### Given data ###

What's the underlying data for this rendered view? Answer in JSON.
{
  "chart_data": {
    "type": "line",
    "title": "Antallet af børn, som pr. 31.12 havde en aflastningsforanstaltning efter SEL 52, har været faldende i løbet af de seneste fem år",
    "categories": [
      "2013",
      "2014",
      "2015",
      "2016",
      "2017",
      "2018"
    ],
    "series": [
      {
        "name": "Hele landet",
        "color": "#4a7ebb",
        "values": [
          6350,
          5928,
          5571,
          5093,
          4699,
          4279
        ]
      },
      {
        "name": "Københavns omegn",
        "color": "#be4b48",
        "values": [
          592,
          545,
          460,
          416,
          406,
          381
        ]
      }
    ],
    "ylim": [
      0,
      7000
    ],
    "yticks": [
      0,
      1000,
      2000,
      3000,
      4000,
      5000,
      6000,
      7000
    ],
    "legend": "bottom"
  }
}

###

Task | Emit the full listing verbatim.

Task output |
What's the underlying data for this rendered view? Answer in JSON.
{
  "chart_data": {
    "type": "line",
    "title": "Antallet af børn, som pr. 31.12 havde en aflastningsforanstaltning efter SEL 52, har været faldende i løbet af de seneste fem år",
    "categories": [
      "2013",
      "2014",
      "2015",
      "2016",
      "2017",
      "2018"
    ],
    "series": [
      {
        "name": "Hele landet",
        "color": "#4a7ebb",
        "values": [
          6350,
          5928,
          5571,
          5093,
          4699,
          4279
        ]
      },
      {
        "name": "Københavns omegn",
        "color": "#be4b48",
        "values": [
          592,
          545,
          460,
          416,
          406,
          381
        ]
      }
    ],
    "ylim": [
      0,
      7000
    ],
    "yticks": [
      0,
      1000,
      2000,
      3000,
      4000,
      5000,
      6000,
      7000
    ],
    "legend": "bottom"
  }
}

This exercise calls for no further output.